### [TASK TO CARRY OUT]
Word for word, give the material below again, minus any images.

### [MATERIAL SUPPLIED]
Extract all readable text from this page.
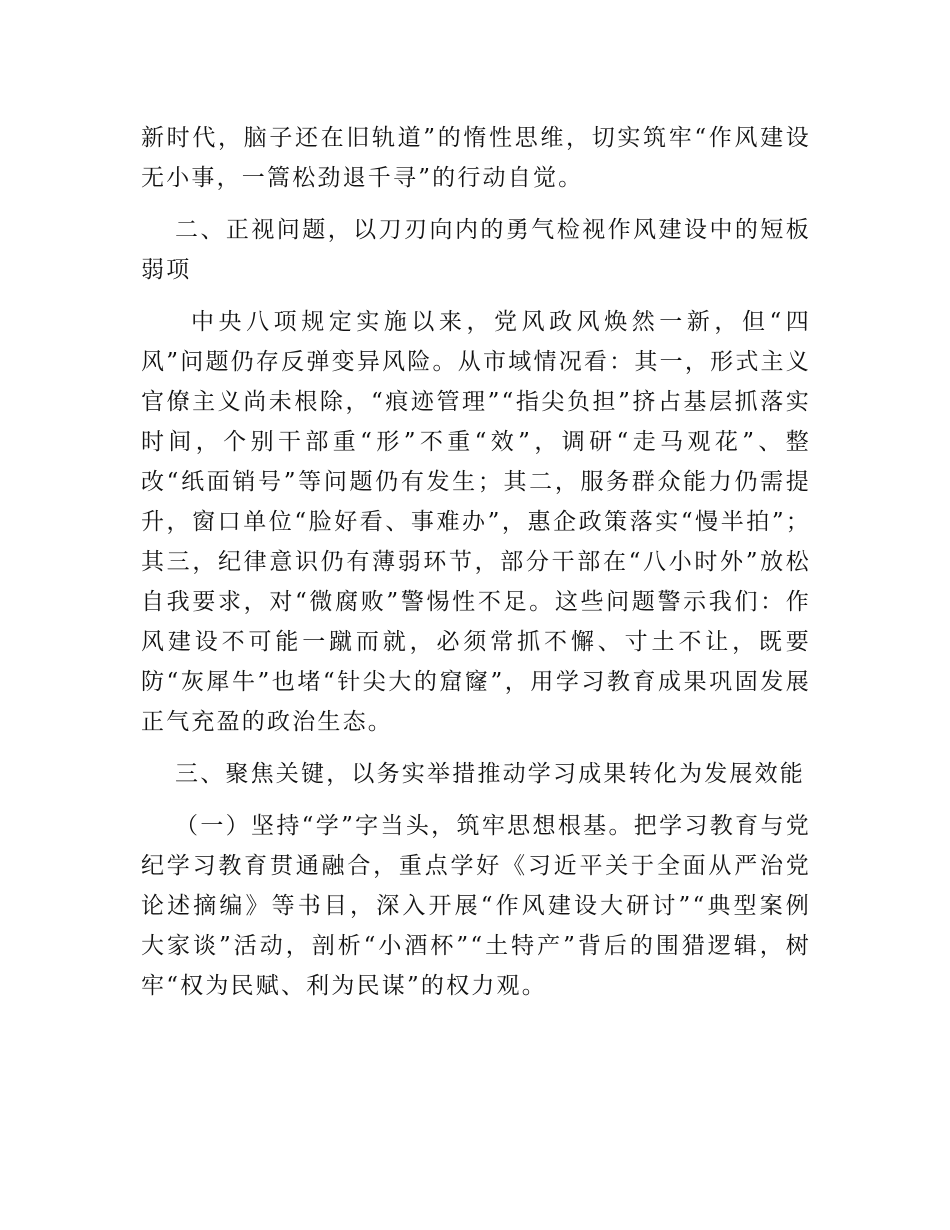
新时代，脑子还在旧轨道”的惰性思维，切实筑牢“作风建设无小事，一篙松劲退千寻”的行动自觉。

二、正视问题，以刀刃向内的勇气检视作风建设中的短板弱项

中央八项规定实施以来，党风政风焕然一新，但“四风”问题仍存反弹变异风险。从市域情况看：其一，形式主义官僚主义尚未根除，“痕迹管理”“指尖负担”挤占基层抓落实时间，个别干部重“形”不重“效”，调研“走马观花”、整改“纸面销号”等问题仍有发生；其二，服务群众能力仍需提升，窗口单位“脸好看、事难办”，惠企政策落实“慢半拍”；其三，纪律意识仍有薄弱环节，部分干部在“八小时外”放松自我要求，对“微腐败”警惕性不足。这些问题警示我们：作风建设不可能一蹴而就，必须常抓不懈、寸土不让，既要防“灰犀牛”也堵“针尖大的窟窿”，用学习教育成果巩固发展正气充盈的政治生态。

三、聚焦关键，以务实举措推动学习成果转化为发展效能

（一）坚持“学”字当头，筑牢思想根基。把学习教育与党纪学习教育贯通融合，重点学好《习近平关于全面从严治党论述摘编》等书目，深入开展“作风建设大研讨”“典型案例大家谈”活动，剖析“小酒杯”“土特产”背后的围猎逻辑，树牢“权为民赋、利为民谋”的权力观。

### [WRITTEN REPLY]
Extract all readable text from this page.
新时代，脑子还在旧轨道”的惰性思维，切实筑牢“作风建设无小事，一篙松劲退千寻”的行动自觉。

二、正视问题，以刀刃向内的勇气检视作风建设中的短板弱项

中央八项规定实施以来，党风政风焕然一新，但“四风”问题仍存反弹变异风险。从市域情况看：其一，形式主义官僚主义尚未根除，“痕迹管理”“指尖负担”挤占基层抓落实时间，个别干部重“形”不重“效”，调研“走马观花”、整改“纸面销号”等问题仍有发生；其二，服务群众能力仍需提升，窗口单位“脸好看、事难办”，惠企政策落实“慢半拍”；其三，纪律意识仍有薄弱环节，部分干部在“八小时外”放松自我要求，对“微腐败”警惕性不足。这些问题警示我们：作风建设不可能一蹴而就，必须常抓不懈、寸土不让，既要防“灰犀牛”也堵“针尖大的窟窿”，用学习教育成果巩固发展正气充盈的政治生态。

三、聚焦关键，以务实举措推动学习成果转化为发展效能

（一）坚持“学”字当头，筑牢思想根基。把学习教育与党纪学习教育贯通融合，重点学好《习近平关于全面从严治党论述摘编》等书目，深入开展“作风建设大研讨”“典型案例大家谈”活动，剖析“小酒杯”“土特产”背后的围猎逻辑，树牢“权为民赋、利为民谋”的权力观。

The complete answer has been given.